----- Supplied records -----

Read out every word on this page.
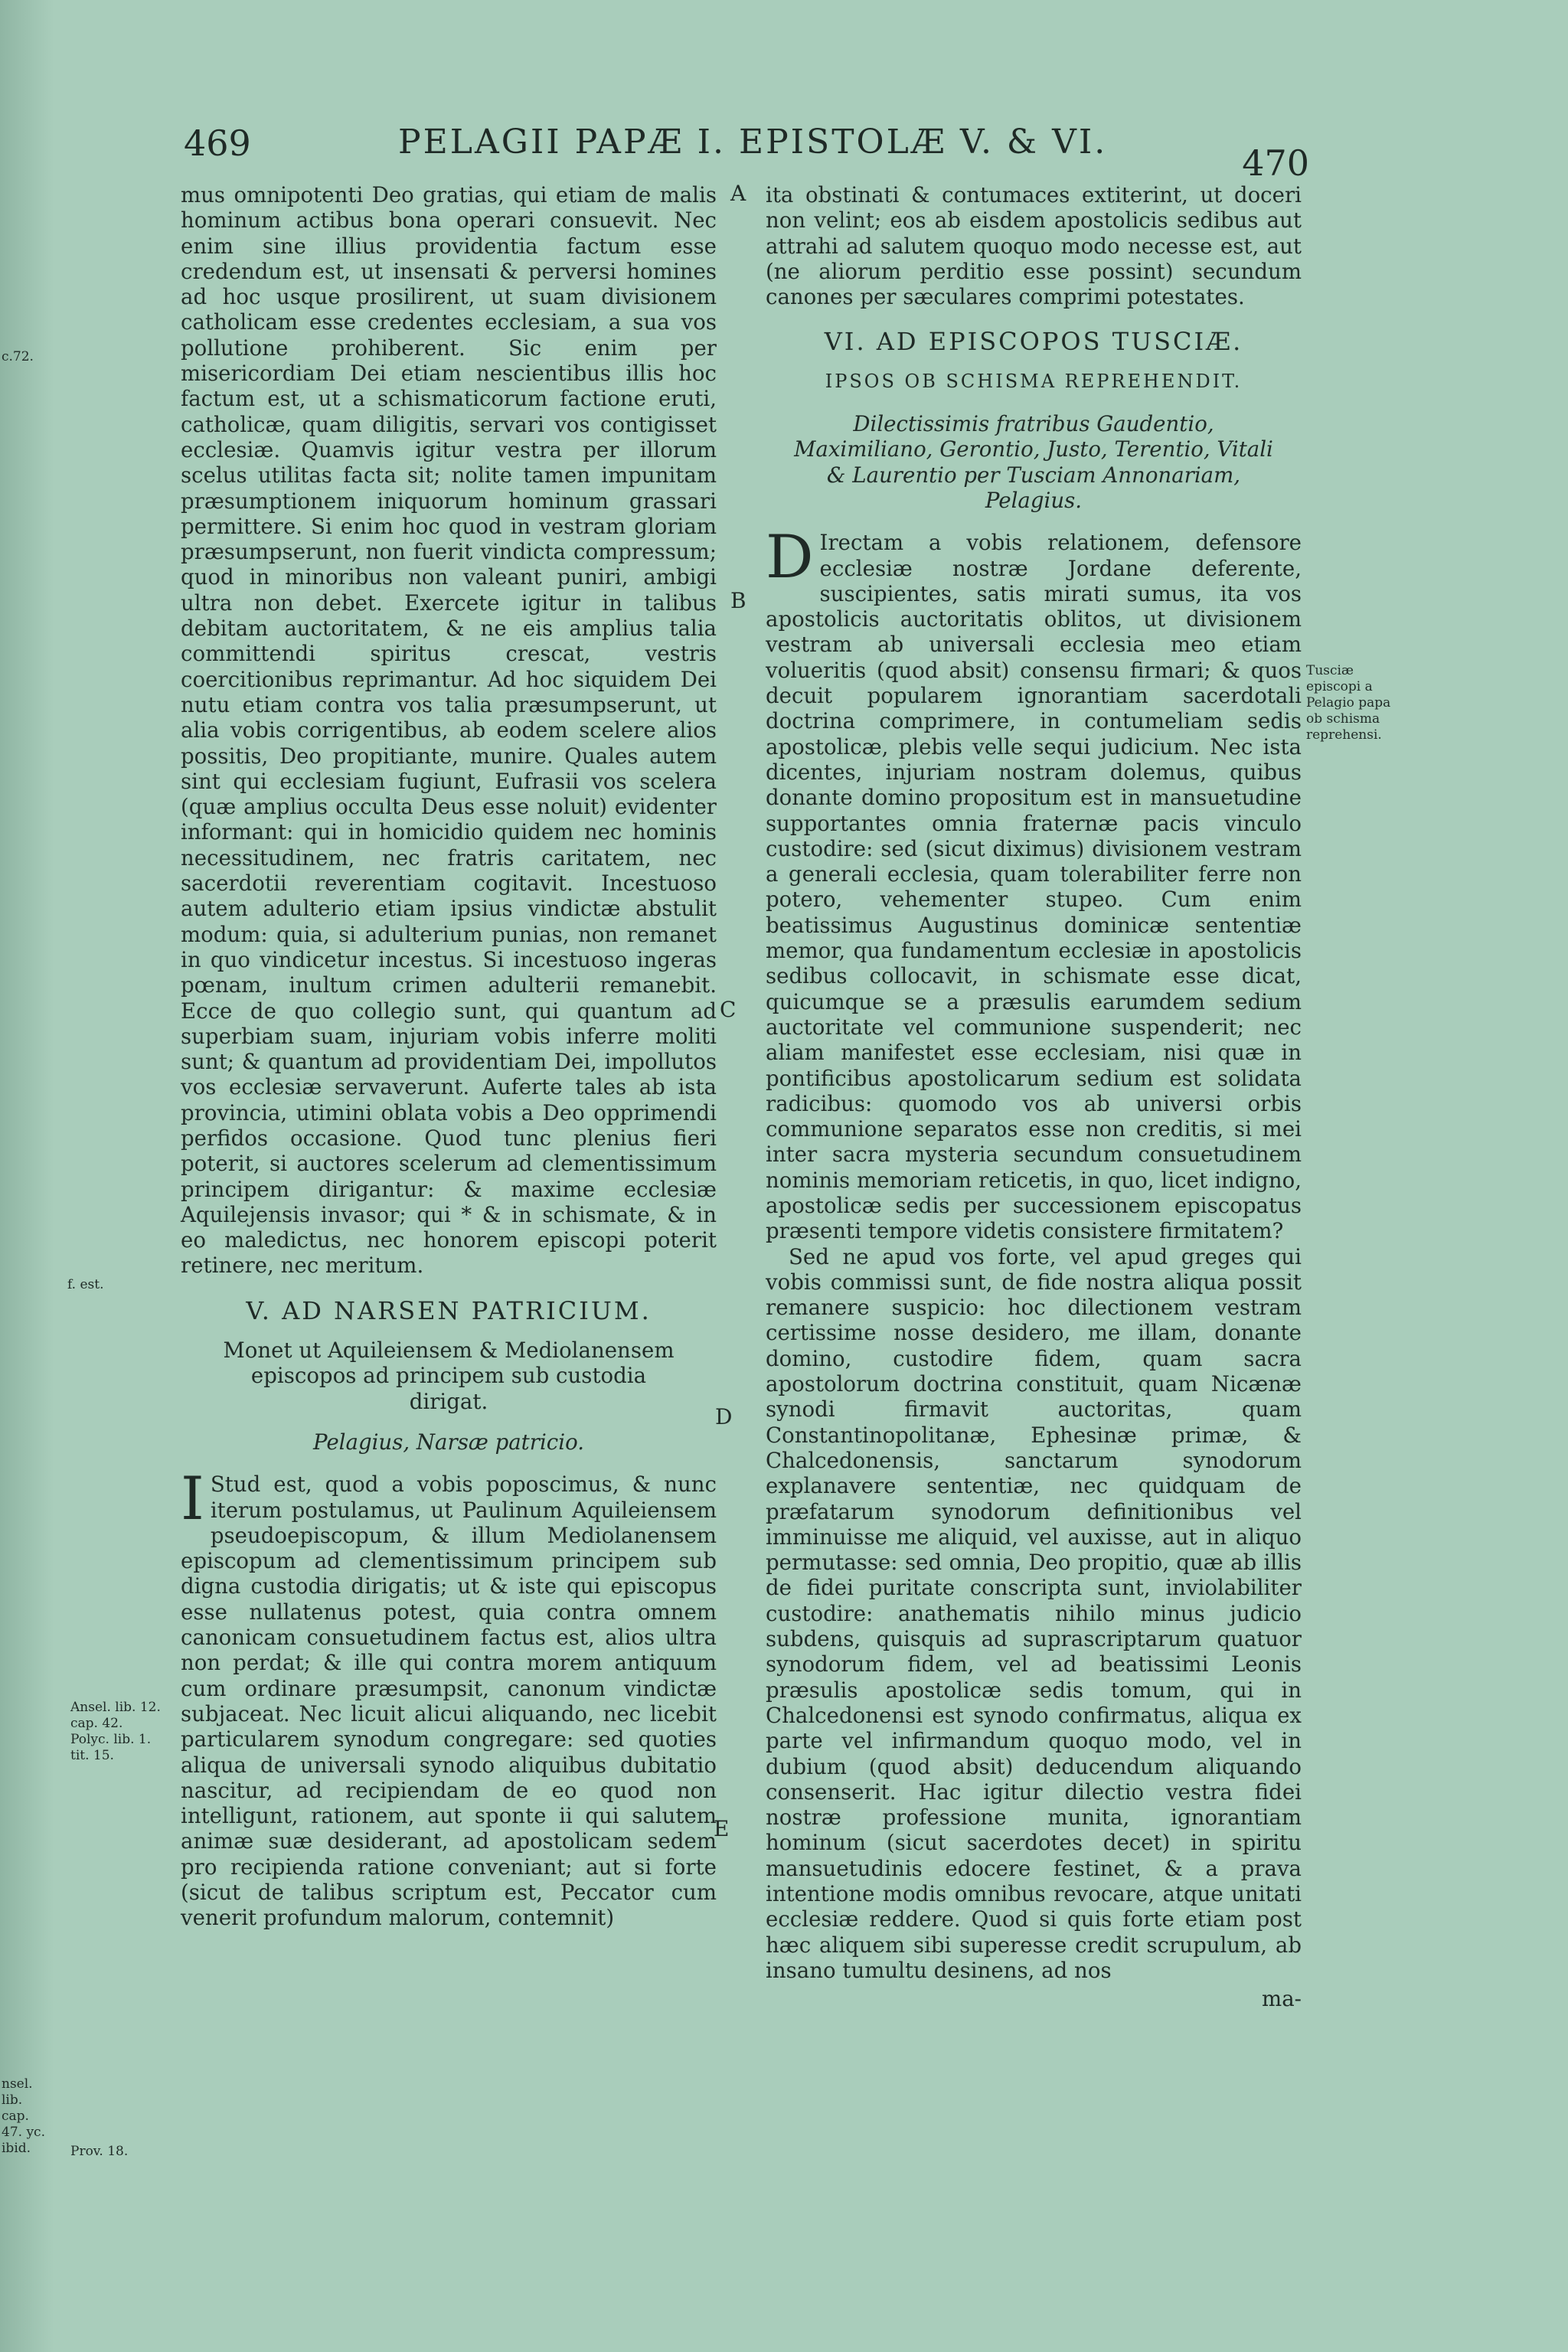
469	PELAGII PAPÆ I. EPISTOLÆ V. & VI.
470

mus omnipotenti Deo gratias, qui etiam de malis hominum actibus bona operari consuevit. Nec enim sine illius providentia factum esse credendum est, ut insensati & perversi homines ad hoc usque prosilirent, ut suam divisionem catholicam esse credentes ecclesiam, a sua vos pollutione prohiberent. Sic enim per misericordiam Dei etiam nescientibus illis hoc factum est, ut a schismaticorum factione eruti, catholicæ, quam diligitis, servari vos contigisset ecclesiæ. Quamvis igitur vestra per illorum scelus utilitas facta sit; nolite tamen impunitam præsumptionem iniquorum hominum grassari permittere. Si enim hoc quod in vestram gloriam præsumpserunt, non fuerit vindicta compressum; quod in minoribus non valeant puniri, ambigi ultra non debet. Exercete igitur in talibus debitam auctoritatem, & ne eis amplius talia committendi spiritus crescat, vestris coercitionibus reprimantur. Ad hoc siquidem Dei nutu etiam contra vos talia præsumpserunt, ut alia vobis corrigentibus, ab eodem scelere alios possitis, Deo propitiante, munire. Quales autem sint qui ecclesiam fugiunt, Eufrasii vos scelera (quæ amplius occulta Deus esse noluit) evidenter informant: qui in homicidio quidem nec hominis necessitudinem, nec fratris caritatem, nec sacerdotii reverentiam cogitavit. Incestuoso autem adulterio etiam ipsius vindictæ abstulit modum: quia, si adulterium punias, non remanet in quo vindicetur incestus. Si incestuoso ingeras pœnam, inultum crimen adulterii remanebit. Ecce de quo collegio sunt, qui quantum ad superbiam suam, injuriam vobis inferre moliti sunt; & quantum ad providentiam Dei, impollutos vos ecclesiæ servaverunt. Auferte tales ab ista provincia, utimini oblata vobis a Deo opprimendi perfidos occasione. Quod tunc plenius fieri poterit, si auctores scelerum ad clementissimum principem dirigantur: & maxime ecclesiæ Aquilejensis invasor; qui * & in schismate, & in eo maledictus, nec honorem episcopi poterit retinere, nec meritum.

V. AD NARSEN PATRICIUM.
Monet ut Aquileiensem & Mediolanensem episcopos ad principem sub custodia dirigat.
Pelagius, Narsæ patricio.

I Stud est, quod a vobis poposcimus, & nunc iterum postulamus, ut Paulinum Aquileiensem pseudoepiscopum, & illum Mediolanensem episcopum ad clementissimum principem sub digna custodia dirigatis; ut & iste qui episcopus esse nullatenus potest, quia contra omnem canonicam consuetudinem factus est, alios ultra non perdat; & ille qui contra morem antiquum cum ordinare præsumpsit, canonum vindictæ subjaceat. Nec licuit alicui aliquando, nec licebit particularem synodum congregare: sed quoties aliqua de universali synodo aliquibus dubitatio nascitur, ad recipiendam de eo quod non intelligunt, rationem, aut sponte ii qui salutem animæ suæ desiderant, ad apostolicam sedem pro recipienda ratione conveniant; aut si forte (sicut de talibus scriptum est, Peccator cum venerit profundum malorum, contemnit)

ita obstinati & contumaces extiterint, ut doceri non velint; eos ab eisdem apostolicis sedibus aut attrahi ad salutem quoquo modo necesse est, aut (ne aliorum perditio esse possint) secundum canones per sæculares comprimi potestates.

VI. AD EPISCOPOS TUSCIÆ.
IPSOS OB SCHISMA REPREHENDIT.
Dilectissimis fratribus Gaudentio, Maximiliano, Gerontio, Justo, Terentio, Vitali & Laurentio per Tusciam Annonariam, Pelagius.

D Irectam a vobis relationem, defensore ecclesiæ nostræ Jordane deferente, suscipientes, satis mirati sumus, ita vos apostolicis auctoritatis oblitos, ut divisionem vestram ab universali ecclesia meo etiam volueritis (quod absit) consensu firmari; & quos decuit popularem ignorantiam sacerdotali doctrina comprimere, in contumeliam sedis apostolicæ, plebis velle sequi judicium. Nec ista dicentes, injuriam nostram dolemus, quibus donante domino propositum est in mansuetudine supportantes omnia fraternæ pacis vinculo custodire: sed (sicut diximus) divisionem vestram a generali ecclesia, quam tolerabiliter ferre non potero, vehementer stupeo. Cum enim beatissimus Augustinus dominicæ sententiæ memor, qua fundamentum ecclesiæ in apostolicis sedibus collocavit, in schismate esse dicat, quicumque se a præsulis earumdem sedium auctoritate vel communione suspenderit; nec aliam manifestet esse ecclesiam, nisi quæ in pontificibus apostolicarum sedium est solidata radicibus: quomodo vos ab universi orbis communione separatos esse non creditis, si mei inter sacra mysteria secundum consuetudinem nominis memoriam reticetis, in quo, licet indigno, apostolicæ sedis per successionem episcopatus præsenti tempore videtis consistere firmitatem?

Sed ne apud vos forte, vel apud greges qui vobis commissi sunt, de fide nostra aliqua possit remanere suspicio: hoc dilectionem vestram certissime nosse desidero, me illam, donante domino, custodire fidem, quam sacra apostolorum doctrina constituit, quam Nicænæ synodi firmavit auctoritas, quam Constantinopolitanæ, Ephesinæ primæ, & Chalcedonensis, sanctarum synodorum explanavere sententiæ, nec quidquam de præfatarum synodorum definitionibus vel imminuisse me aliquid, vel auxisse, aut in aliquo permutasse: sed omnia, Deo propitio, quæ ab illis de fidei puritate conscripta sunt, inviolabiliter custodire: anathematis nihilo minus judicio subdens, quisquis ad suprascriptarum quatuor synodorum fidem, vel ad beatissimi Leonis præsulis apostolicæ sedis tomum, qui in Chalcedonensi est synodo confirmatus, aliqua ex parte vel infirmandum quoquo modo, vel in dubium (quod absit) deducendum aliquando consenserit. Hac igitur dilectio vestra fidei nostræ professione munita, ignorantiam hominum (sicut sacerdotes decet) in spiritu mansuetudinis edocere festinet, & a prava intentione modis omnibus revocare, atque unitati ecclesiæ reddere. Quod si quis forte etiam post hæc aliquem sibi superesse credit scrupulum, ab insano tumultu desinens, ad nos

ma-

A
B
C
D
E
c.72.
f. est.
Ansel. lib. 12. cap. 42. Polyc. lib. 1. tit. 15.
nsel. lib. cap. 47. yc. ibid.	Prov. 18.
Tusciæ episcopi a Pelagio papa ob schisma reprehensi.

-----

Looking at the material above, count the lines containing the string "Aquileiensem" and reply with the count alone.

• Exercise result:
2